# Aim
Each entry below should be written out exactly as it is, with no pictures.

*** Material

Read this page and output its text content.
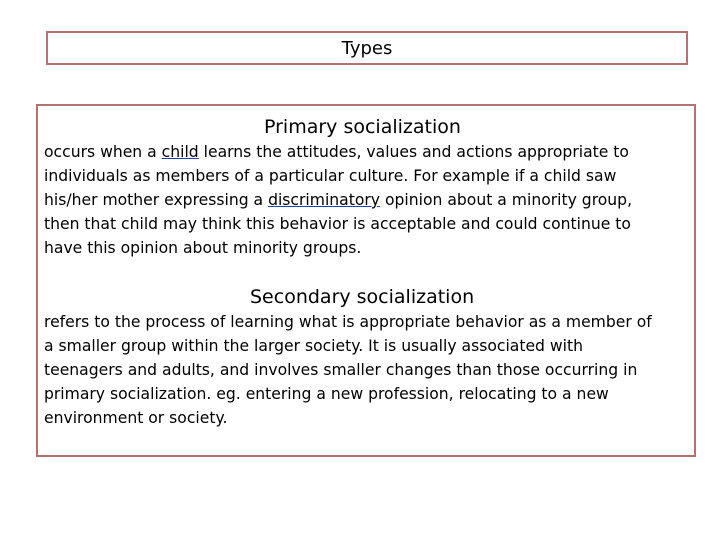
Types
Primary socialization
occurs when a child learns the attitudes, values and actions appropriate to
individuals as members of a particular culture. For example if a child saw
his/her mother expressing a discriminatory opinion about a minority group,
then that child may think this behavior is acceptable and could continue to
have this opinion about minority groups.
Secondary socialization
refers to the process of learning what is appropriate behavior as a member of
a smaller group within the larger society. It is usually associated with
teenagers and adults, and involves smaller changes than those occurring in
primary socialization. eg. entering a new profession, relocating to a new
environment or society.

******

# Exercise solution
Read this page and output its text content.
Types
Primary socialization
occurs when a child learns the attitudes, values and actions appropriate to
individuals as members of a particular culture. For example if a child saw
his/her mother expressing a discriminatory opinion about a minority group,
then that child may think this behavior is acceptable and could continue to
have this opinion about minority groups.
Secondary socialization
refers to the process of learning what is appropriate behavior as a member of
a smaller group within the larger society. It is usually associated with
teenagers and adults, and involves smaller changes than those occurring in
primary socialization. eg. entering a new profession, relocating to a new
environment or society.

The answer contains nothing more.